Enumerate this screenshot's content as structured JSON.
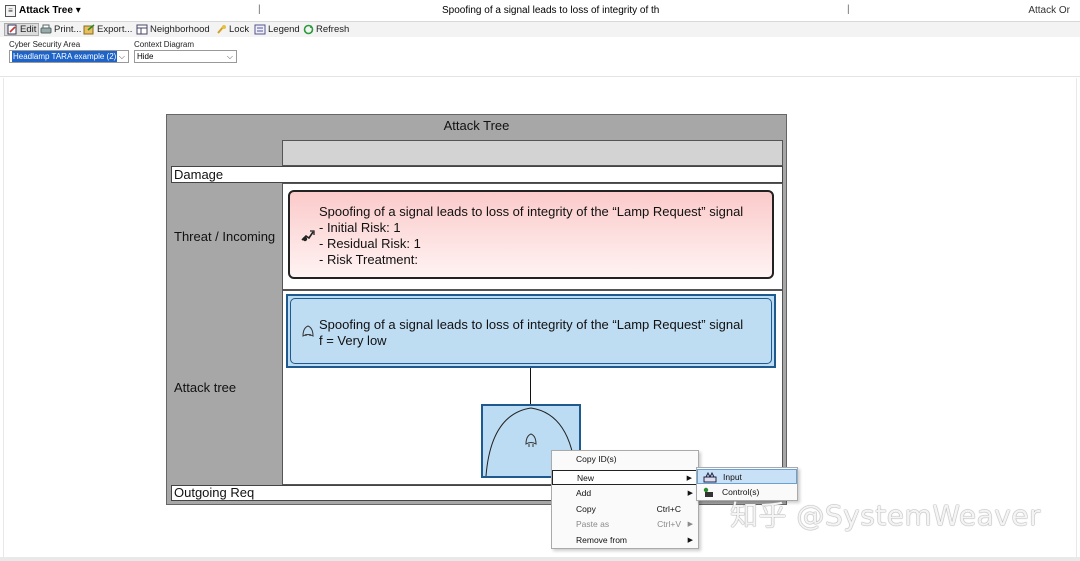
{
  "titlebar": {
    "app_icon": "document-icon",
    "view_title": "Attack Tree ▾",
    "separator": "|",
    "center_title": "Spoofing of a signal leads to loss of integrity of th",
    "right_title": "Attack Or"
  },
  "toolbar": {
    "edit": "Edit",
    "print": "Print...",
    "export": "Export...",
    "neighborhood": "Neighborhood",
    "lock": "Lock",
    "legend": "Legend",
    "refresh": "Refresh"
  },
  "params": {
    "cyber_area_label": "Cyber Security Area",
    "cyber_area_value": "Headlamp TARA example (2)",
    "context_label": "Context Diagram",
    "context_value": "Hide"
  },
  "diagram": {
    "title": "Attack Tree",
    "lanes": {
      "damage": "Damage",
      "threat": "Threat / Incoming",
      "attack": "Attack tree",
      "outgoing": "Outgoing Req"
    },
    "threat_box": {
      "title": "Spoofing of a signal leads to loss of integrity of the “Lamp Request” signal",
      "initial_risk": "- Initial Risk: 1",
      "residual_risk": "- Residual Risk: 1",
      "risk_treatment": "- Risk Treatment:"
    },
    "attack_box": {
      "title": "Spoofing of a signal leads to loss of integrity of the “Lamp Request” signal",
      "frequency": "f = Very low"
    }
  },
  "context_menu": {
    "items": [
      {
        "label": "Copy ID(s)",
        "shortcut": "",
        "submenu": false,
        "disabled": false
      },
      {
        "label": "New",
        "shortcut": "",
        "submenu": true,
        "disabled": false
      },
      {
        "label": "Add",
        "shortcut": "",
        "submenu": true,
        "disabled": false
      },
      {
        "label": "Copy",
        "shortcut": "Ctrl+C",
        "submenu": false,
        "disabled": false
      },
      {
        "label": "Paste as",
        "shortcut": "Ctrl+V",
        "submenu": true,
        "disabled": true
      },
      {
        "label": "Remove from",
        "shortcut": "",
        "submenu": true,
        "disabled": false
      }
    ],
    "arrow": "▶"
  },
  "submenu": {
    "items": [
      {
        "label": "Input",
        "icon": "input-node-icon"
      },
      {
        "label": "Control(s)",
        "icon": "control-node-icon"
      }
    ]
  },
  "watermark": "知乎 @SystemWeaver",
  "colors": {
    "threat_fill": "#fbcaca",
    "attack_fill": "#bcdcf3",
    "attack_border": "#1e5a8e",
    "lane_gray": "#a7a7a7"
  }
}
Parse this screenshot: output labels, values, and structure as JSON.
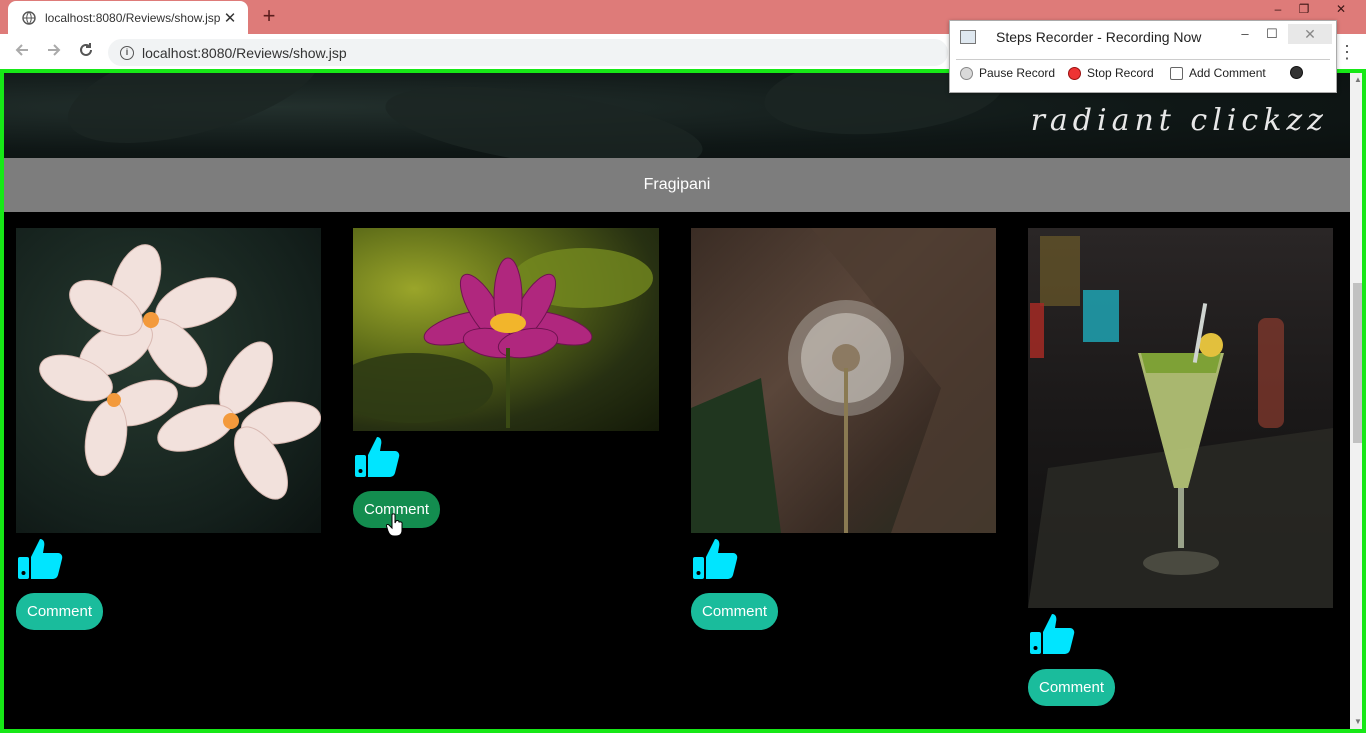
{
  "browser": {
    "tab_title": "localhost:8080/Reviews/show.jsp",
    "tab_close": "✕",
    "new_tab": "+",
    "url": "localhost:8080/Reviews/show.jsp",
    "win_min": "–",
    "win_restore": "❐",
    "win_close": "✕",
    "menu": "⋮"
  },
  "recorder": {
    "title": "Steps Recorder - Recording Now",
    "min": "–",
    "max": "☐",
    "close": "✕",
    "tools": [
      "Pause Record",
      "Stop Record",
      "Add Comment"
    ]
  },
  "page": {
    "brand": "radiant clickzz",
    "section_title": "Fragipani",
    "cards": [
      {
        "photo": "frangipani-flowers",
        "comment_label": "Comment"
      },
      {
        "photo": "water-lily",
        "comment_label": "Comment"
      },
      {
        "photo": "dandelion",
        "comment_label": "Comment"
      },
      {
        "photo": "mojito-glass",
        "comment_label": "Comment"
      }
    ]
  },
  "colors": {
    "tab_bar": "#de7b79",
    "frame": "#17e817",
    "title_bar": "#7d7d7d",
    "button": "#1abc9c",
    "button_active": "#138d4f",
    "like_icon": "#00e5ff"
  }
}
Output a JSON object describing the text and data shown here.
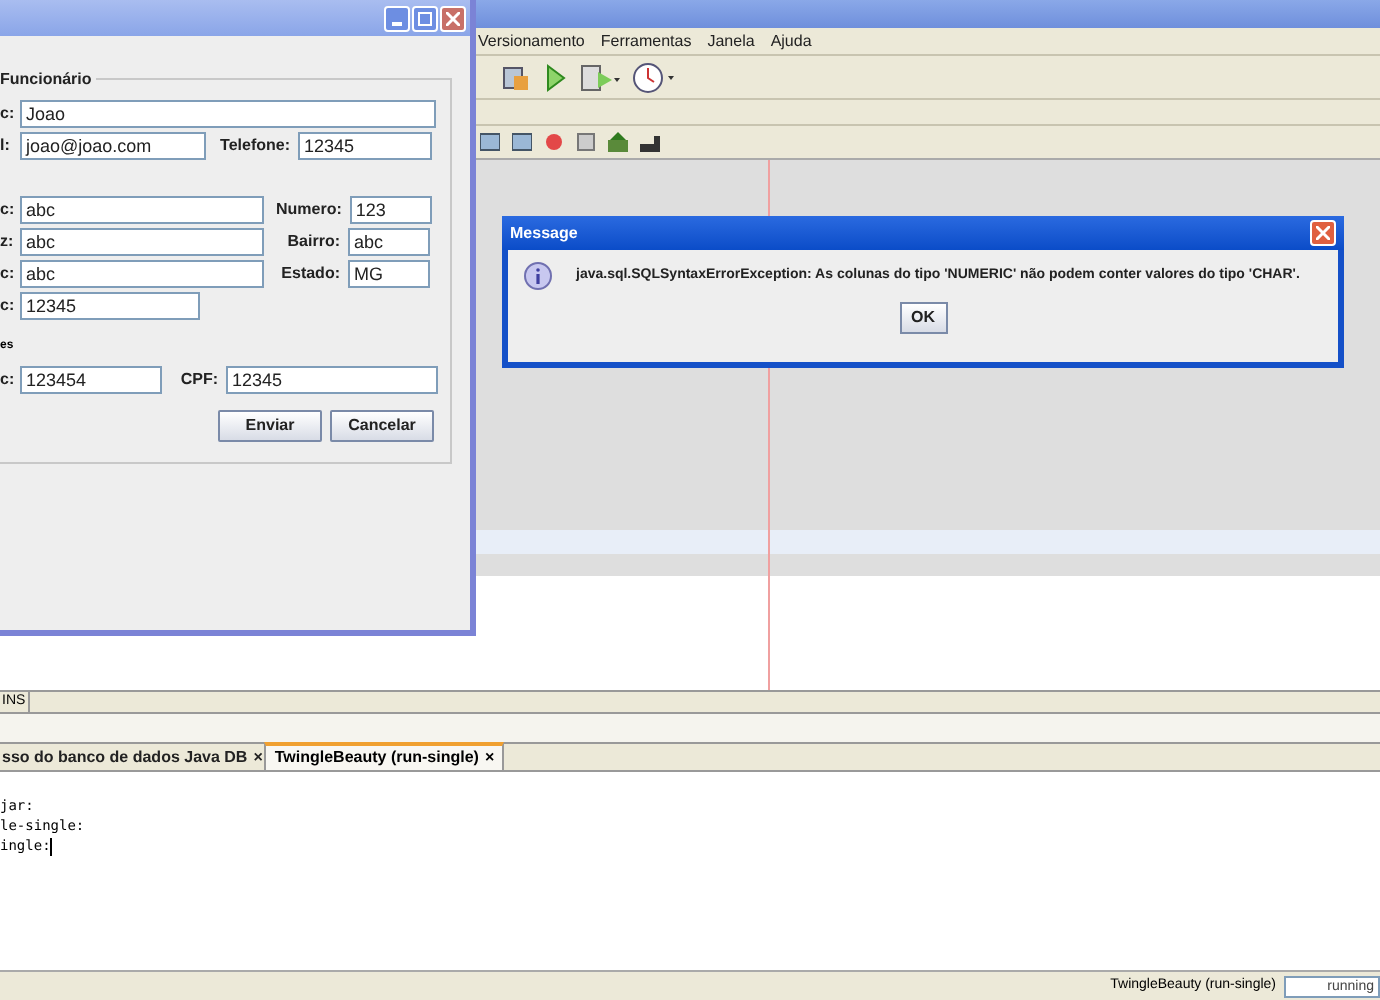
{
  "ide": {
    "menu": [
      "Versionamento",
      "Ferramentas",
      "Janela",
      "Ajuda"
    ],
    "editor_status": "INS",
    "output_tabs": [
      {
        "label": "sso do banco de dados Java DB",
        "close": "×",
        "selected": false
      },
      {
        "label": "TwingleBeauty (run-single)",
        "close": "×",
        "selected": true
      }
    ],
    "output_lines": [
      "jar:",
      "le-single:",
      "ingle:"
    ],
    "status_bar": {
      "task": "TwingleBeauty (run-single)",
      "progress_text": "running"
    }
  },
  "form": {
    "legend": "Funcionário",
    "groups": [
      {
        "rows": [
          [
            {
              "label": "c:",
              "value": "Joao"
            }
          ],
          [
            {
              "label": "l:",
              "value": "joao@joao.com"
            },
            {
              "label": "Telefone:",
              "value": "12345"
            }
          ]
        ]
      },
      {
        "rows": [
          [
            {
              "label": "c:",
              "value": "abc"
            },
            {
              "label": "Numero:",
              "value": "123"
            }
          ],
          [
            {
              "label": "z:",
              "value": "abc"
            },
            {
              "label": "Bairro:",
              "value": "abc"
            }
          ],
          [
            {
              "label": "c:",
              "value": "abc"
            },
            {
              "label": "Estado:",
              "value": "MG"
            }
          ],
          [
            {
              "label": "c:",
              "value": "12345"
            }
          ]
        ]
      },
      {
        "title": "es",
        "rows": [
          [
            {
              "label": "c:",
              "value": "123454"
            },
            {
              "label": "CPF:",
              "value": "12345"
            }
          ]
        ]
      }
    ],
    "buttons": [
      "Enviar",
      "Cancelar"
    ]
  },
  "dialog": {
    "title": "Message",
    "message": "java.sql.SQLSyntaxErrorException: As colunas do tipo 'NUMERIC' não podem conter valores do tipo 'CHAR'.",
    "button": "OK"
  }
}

==*==

Find the word "photo" in the records and pull out each line that has it.

        "photo": "frangipani-flowers",
        "photo": "water-lily",
        "photo": "dandelion",
        "photo": "mojito-glass",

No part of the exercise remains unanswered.